Copy every record below exactly as written, but leave out the pictures.

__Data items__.
------
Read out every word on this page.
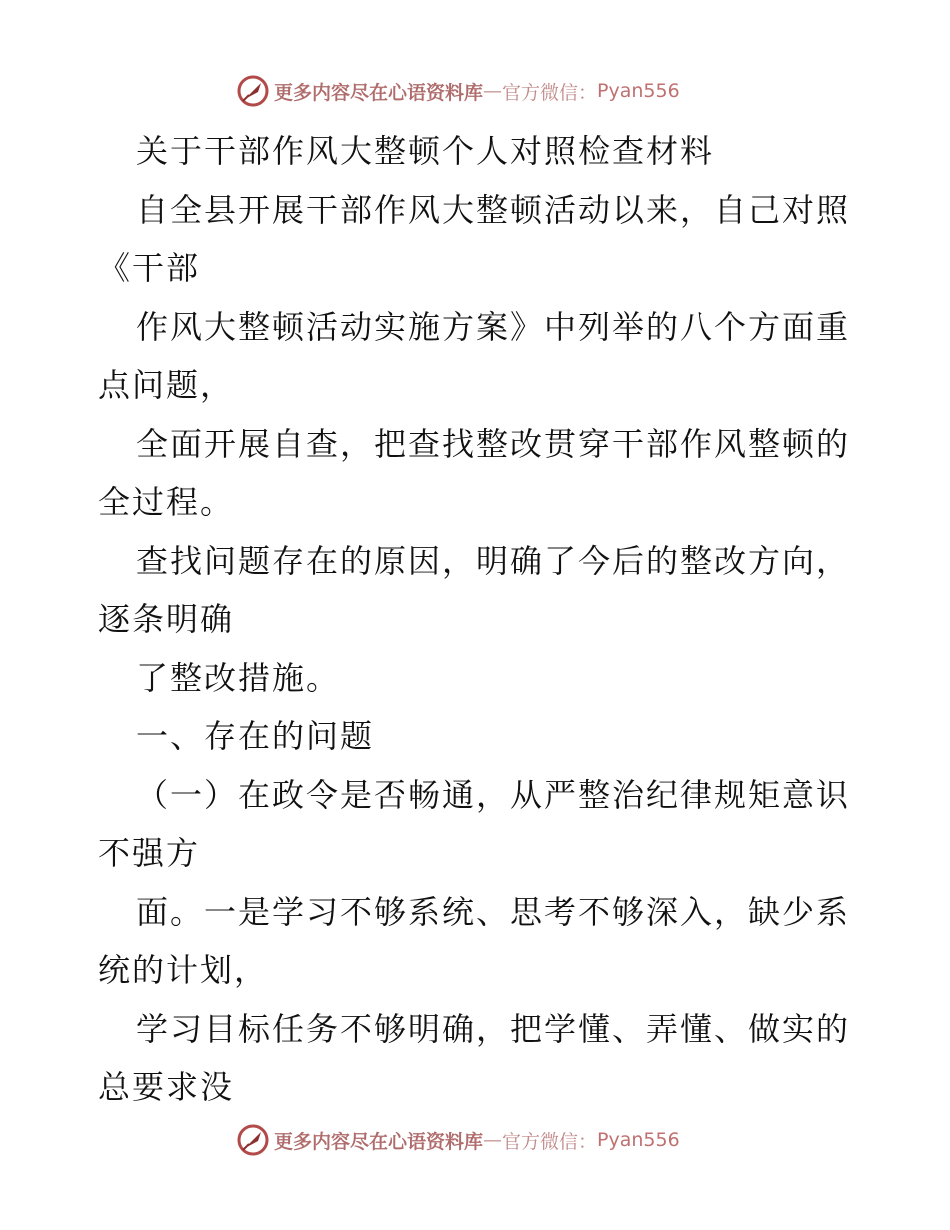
更多内容尽在心语资料库 — 官方微信： Pyan556

关于干部作风大整顿个人对照检查材料

自全县开展干部作风大整顿活动以来，自己对照

《干部

作风大整顿活动实施方案》中列举的八个方面重

点问题，

全面开展自查，把查找整改贯穿干部作风整顿的

全过程。

查找问题存在的原因，明确了今后的整改方向，

逐条明确

了整改措施。

一、存在的问题

（一）在政令是否畅通，从严整治纪律规矩意识

不强方

面。一是学习不够系统、思考不够深入，缺少系

统的计划，

学习目标任务不够明确，把学懂、弄懂、做实的

总要求没

更多内容尽在心语资料库 — 官方微信： Pyan556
------
__REPLY TO THE TASK__.
Read out every word on this page.
更多内容尽在心语资料库 — 官方微信： Pyan556

关于干部作风大整顿个人对照检查材料

自全县开展干部作风大整顿活动以来，自己对照

《干部

作风大整顿活动实施方案》中列举的八个方面重

点问题，

全面开展自查，把查找整改贯穿干部作风整顿的

全过程。

查找问题存在的原因，明确了今后的整改方向，

逐条明确

了整改措施。

一、存在的问题

（一）在政令是否畅通，从严整治纪律规矩意识

不强方

面。一是学习不够系统、思考不够深入，缺少系

统的计划，

学习目标任务不够明确，把学懂、弄懂、做实的

总要求没

更多内容尽在心语资料库 — 官方微信： Pyan556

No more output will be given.